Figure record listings
## START

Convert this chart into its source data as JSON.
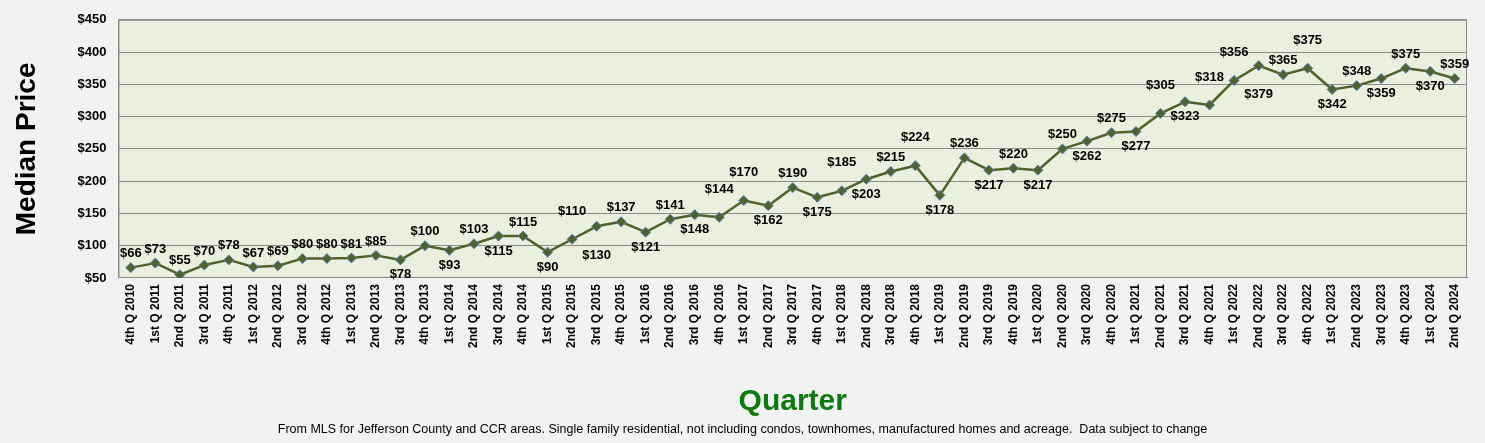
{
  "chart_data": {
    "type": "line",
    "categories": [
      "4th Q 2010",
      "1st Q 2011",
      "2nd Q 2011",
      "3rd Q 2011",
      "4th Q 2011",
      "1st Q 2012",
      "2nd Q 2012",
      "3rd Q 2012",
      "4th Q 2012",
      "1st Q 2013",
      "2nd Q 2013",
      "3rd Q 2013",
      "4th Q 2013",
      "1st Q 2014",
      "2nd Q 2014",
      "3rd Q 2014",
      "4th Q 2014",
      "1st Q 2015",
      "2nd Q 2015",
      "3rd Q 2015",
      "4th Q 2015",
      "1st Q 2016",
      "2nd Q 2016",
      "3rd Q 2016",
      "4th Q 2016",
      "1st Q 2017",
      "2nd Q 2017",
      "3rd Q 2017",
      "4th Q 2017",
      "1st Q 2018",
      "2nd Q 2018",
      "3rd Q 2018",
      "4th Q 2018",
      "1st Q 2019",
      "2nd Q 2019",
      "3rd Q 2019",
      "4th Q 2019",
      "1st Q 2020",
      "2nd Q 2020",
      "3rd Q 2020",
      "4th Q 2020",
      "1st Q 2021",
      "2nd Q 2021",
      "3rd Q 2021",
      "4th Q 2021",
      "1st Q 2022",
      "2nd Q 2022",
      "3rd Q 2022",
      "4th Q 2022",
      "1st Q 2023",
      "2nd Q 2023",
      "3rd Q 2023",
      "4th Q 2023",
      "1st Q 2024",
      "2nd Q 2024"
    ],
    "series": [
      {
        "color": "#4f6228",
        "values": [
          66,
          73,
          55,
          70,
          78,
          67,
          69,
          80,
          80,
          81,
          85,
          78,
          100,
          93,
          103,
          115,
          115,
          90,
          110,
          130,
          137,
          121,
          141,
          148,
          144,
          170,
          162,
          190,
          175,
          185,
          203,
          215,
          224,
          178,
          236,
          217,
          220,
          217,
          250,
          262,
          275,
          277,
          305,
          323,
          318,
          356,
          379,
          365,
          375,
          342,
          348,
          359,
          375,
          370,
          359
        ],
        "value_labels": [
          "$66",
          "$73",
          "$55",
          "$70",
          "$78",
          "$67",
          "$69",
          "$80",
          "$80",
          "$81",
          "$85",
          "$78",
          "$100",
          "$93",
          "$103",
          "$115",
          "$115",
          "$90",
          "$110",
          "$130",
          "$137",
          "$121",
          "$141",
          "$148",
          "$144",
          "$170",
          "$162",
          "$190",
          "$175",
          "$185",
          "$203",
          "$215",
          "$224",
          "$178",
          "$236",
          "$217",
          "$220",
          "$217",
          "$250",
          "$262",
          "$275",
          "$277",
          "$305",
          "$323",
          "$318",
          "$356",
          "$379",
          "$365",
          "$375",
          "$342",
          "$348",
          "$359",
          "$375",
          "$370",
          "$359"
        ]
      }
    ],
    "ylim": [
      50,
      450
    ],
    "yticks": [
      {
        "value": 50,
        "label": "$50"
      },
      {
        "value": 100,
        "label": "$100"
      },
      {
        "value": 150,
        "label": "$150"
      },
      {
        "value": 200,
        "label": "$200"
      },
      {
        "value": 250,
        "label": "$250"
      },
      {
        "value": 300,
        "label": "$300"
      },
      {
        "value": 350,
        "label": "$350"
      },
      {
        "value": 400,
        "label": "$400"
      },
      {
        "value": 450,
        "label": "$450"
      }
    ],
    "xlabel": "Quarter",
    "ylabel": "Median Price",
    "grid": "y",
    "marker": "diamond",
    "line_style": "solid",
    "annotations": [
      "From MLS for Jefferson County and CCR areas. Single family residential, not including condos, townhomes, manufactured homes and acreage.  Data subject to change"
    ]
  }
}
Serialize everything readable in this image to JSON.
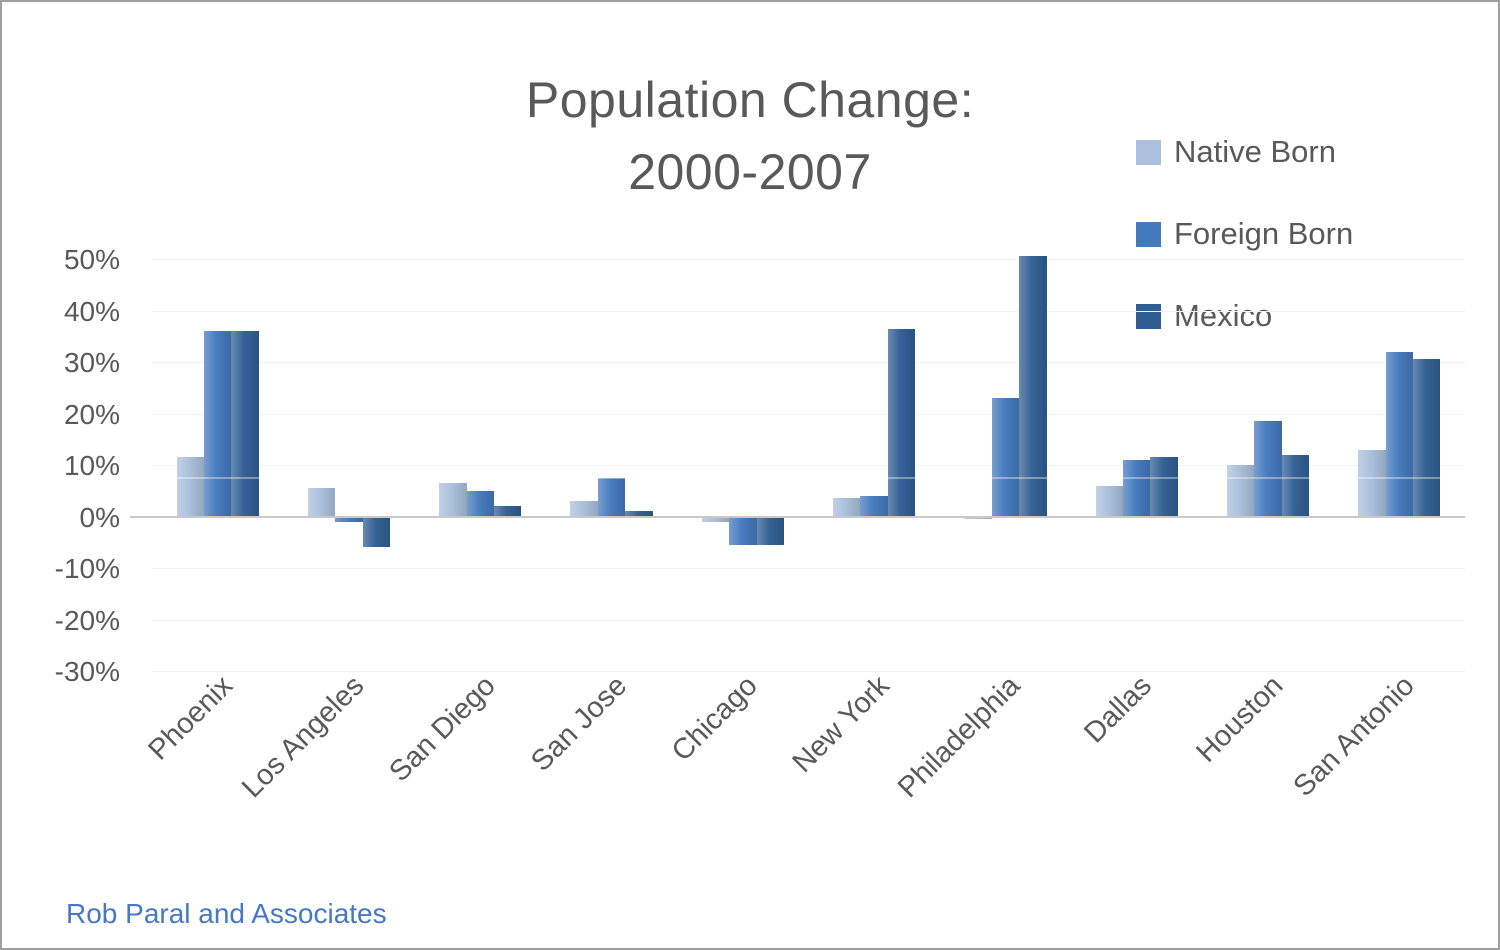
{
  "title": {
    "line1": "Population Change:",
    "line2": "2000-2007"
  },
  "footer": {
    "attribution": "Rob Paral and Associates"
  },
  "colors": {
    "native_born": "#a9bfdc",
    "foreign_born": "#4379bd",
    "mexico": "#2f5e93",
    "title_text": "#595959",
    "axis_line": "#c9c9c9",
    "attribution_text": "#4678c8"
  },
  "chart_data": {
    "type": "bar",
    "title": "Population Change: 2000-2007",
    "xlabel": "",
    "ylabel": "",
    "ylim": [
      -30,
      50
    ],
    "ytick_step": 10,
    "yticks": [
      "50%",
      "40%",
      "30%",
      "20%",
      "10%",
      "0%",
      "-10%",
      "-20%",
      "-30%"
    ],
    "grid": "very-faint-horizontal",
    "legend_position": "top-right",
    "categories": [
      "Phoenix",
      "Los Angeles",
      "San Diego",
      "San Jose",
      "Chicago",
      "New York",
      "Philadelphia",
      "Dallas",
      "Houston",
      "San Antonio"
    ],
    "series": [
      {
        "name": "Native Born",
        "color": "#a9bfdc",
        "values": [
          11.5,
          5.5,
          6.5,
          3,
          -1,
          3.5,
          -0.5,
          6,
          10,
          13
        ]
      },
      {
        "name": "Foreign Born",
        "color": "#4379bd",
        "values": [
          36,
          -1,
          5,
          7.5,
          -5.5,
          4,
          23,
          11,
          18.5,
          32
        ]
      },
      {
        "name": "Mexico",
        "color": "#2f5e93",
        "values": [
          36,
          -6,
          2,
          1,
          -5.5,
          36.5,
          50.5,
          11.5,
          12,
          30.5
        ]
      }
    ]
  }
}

## END
## START

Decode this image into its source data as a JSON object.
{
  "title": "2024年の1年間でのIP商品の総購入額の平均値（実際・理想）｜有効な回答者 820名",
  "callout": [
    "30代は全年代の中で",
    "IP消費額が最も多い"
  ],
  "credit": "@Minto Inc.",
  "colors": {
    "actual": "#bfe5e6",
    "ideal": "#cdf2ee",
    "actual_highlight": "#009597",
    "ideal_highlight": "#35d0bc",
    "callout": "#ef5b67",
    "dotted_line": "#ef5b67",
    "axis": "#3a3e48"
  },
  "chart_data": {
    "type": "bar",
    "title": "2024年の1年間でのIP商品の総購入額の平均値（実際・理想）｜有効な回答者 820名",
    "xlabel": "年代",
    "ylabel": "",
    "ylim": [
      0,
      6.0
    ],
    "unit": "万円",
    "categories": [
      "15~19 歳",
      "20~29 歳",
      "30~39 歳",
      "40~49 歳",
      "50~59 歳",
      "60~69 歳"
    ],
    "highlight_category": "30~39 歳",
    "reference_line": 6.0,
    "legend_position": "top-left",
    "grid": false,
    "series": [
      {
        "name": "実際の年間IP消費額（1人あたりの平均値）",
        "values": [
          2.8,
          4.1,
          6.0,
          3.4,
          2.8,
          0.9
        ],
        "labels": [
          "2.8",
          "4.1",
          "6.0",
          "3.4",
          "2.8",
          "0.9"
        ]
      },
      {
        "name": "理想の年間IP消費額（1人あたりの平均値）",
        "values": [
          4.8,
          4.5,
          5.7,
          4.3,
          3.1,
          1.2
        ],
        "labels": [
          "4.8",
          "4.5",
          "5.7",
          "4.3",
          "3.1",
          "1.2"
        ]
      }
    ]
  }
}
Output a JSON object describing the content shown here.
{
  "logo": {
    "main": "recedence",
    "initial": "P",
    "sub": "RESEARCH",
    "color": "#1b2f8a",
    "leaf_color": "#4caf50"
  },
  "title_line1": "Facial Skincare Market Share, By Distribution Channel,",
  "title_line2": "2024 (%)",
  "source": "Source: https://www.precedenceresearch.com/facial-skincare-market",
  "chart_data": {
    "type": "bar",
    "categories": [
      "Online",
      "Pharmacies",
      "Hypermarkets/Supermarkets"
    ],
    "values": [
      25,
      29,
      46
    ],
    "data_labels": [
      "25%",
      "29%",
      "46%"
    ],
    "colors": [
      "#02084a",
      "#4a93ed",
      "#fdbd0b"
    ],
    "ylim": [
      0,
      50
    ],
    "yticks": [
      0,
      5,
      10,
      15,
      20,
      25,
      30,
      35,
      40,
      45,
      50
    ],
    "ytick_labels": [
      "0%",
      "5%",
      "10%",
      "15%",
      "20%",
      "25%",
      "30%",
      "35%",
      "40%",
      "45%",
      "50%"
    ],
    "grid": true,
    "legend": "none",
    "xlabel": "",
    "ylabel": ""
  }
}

## END
## START

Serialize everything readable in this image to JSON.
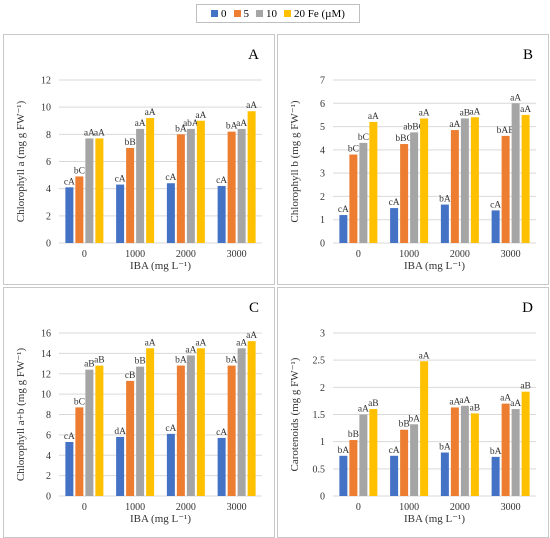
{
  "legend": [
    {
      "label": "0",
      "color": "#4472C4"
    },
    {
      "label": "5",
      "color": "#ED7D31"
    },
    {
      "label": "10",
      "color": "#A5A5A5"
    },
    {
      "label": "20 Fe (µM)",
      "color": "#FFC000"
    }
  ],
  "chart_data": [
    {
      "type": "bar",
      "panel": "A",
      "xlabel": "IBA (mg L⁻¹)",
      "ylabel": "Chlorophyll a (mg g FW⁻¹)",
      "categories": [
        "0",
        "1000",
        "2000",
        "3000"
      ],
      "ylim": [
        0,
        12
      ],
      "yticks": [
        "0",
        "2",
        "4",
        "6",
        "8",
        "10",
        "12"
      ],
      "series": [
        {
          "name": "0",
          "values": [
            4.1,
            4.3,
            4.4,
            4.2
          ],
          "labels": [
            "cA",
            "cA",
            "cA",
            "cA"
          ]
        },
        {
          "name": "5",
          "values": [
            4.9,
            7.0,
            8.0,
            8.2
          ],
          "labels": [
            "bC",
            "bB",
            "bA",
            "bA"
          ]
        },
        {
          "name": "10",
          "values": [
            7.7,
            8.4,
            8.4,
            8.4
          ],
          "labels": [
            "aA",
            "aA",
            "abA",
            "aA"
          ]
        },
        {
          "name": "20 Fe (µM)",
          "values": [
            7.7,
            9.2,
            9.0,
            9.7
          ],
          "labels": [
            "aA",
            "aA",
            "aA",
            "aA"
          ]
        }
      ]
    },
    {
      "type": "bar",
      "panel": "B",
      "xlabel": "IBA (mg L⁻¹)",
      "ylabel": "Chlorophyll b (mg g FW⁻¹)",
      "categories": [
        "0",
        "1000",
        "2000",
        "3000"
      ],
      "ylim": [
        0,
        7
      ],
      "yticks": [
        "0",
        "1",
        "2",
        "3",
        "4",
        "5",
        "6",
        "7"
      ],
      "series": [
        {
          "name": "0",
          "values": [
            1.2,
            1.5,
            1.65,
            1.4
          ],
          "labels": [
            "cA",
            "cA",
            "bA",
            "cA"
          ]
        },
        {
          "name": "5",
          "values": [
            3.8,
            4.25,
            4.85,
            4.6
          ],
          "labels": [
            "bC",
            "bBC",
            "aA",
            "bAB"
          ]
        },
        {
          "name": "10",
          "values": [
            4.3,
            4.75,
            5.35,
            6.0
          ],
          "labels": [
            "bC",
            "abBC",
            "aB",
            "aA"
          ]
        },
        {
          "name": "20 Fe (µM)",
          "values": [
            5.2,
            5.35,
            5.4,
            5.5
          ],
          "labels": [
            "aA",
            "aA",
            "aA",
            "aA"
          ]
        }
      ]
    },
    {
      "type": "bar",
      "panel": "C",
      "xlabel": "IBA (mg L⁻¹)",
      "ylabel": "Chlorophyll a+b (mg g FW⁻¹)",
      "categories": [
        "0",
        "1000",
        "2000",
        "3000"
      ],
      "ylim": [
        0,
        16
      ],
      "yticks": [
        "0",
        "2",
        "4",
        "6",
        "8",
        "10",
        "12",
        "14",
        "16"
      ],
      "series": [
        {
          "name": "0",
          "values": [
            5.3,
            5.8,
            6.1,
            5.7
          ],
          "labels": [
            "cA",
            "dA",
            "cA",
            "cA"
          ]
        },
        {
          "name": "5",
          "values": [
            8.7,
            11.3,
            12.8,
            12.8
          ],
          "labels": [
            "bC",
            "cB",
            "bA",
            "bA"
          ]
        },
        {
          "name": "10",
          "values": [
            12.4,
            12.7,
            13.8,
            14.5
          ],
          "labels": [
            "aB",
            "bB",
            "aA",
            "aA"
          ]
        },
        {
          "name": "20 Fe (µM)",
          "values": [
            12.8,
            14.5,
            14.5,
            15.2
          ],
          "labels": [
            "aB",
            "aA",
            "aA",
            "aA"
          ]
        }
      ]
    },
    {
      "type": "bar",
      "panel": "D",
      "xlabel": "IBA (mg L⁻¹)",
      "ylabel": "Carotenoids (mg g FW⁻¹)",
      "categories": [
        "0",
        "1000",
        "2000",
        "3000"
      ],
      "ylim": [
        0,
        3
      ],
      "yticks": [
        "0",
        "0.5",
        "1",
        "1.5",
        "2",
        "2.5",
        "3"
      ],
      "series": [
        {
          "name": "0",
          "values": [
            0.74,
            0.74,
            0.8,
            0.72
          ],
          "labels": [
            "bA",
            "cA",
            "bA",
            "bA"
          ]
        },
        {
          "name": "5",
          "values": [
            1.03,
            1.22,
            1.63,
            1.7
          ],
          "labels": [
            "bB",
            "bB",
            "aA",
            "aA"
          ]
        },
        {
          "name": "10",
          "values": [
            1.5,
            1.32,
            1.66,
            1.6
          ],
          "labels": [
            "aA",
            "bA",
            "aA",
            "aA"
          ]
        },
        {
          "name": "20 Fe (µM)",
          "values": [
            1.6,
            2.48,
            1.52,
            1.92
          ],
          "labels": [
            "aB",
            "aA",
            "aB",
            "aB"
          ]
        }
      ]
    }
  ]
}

## END

SHORT TASK:
Copy every line of the listing where the word "object" appears.

RESPONSE:
Decode this image into its source data as a JSON object.
Output a JSON object describing the content shown here.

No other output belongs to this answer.